Provided material =
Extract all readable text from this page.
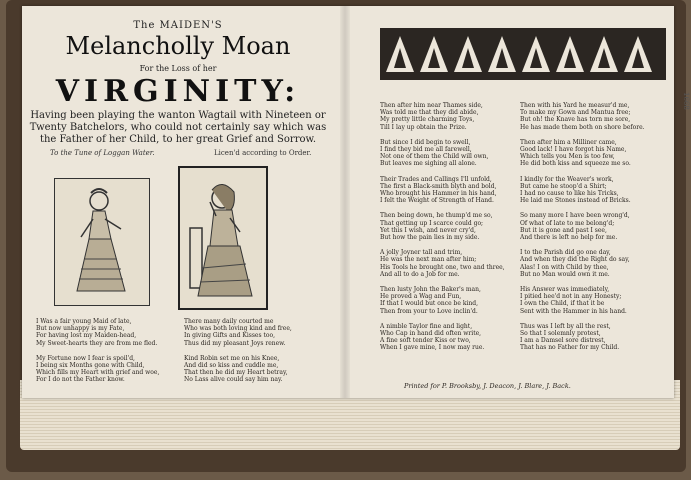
The MAIDEN'S
Melancholly Moan
For the Loss of her
VIRGINITY:
Having been playing the wanton Wagtail with Nineteen or Twenty Batchelors, who could not certainly say which was the Father of her Child, to her great Grief and Sorrow.
To the Tune of Loggan Water.	Licen'd according to Order.
I Was a fair young Maid of late,
But now unhappy is my Fate,
For having lost my Maiden-head,
My Sweet-hearts they are from me fled.
My Fortune now I fear is spoil'd,
I being six Months gone with Child,
Which fills my Heart with grief and woe,
For I do not the Father know.
There many daily courted me
Who was both loving kind and free,
In giving Gifts and Kisses too,
Thus did my pleasant Joys renew.
Kind Robin set me on his Knee,
And did so kiss and cuddle me,
That then he did my Heart betray,
No Lass alive could say him nay.
Then after him near Thames side,
Was told me that they did abide,
My pretty little charming Toys,
Till I lay up obtain the Prize.
But since I did begin to swell,
I find they bid me all farewell,
Not one of them the Child will own,
But leaves me sighing all alone.
Their Trades and Callings I'll unfold,
The first a Black-smith blyth and bold,
Who brought his Hammer in his hand,
I felt the Weight of Strength of Hand.
Then being down, he thump'd me so,
That getting up I scarce could go;
Yet this I wish, and never cry'd,
But how the pain lies in my side.
A jolly Joyner tall and trim,
He was the next man after him;
His Tools he brought one, two and three,
And all to do a Job for me.
Then lusty John the Baker's man,
He proved a Wag and Fun,
If that I would but once be kind,
Then from your to Love inclin'd.
A nimble Taylor fine and light,
Who Cap in hand did often write,
A fine soft tender Kiss or two,
When I gave mine, I now may rue.
Then with his Yard he measur'd me,
To make my Gown and Mantua free;
But oh! the Knave has torn me sore,
He has made them both on shore before.
Then after him a Milliner came,
Good lack! I have forgot his Name,
Which tells you Men is too few,
He did both kiss and squeeze me so.
I kindly for the Weaver's work,
But came he stoop'd a Shirt;
I had no cause to like his Tricks,
He laid me Stones instead of Bricks.
So many more I have been wrong'd,
Of what of late to me belong'd;
But it is gone and past I see,
And there is left no help for me.
I to the Parish did go one day,
And when they did the Right do say,
Alas! I on with Child by thee,
But no Man would own it me.
His Answer was immediately,
I pitied hee'd not in any Honesty;
I own the Child, if that it be
Sent with the Hammer in his hand.
Thus was I left by all the rest,
So that I solemnly protest,
I am a Damsel sore distrest,
That has no Father for my Child.
Printed for P. Brooksby, J. Deacon, J. Blare, J. Back.
1668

Job = Transcribe the material exactly, and leave out whatever pictures it holds.

Answer in full =
Extract all readable text from this page.
The MAIDEN'S
Melancholly Moan
For the Loss of her
VIRGINITY:
Having been playing the wanton Wagtail with Nineteen or Twenty Batchelors, who could not certainly say which was the Father of her Child, to her great Grief and Sorrow.
To the Tune of Loggan Water.	Licen'd according to Order.
I Was a fair young Maid of late,
But now unhappy is my Fate,
For having lost my Maiden-head,
My Sweet-hearts they are from me fled.
My Fortune now I fear is spoil'd,
I being six Months gone with Child,
Which fills my Heart with grief and woe,
For I do not the Father know.
There many daily courted me
Who was both loving kind and free,
In giving Gifts and Kisses too,
Thus did my pleasant Joys renew.
Kind Robin set me on his Knee,
And did so kiss and cuddle me,
That then he did my Heart betray,
No Lass alive could say him nay.
Then after him near Thames side,
Was told me that they did abide,
My pretty little charming Toys,
Till I lay up obtain the Prize.
But since I did begin to swell,
I find they bid me all farewell,
Not one of them the Child will own,
But leaves me sighing all alone.
Their Trades and Callings I'll unfold,
The first a Black-smith blyth and bold,
Who brought his Hammer in his hand,
I felt the Weight of Strength of Hand.
Then being down, he thump'd me so,
That getting up I scarce could go;
Yet this I wish, and never cry'd,
But how the pain lies in my side.
A jolly Joyner tall and trim,
He was the next man after him;
His Tools he brought one, two and three,
And all to do a Job for me.
Then lusty John the Baker's man,
He proved a Wag and Fun,
If that I would but once be kind,
Then from your to Love inclin'd.
A nimble Taylor fine and light,
Who Cap in hand did often write,
A fine soft tender Kiss or two,
When I gave mine, I now may rue.
Then with his Yard he measur'd me,
To make my Gown and Mantua free;
But oh! the Knave has torn me sore,
He has made them both on shore before.
Then after him a Milliner came,
Good lack! I have forgot his Name,
Which tells you Men is too few,
He did both kiss and squeeze me so.
I kindly for the Weaver's work,
But came he stoop'd a Shirt;
I had no cause to like his Tricks,
He laid me Stones instead of Bricks.
So many more I have been wrong'd,
Of what of late to me belong'd;
But it is gone and past I see,
And there is left no help for me.
I to the Parish did go one day,
And when they did the Right do say,
Alas! I on with Child by thee,
But no Man would own it me.
His Answer was immediately,
I pitied hee'd not in any Honesty;
I own the Child, if that it be
Sent with the Hammer in his hand.
Thus was I left by all the rest,
So that I solemnly protest,
I am a Damsel sore distrest,
That has no Father for my Child.
Printed for P. Brooksby, J. Deacon, J. Blare, J. Back.
1668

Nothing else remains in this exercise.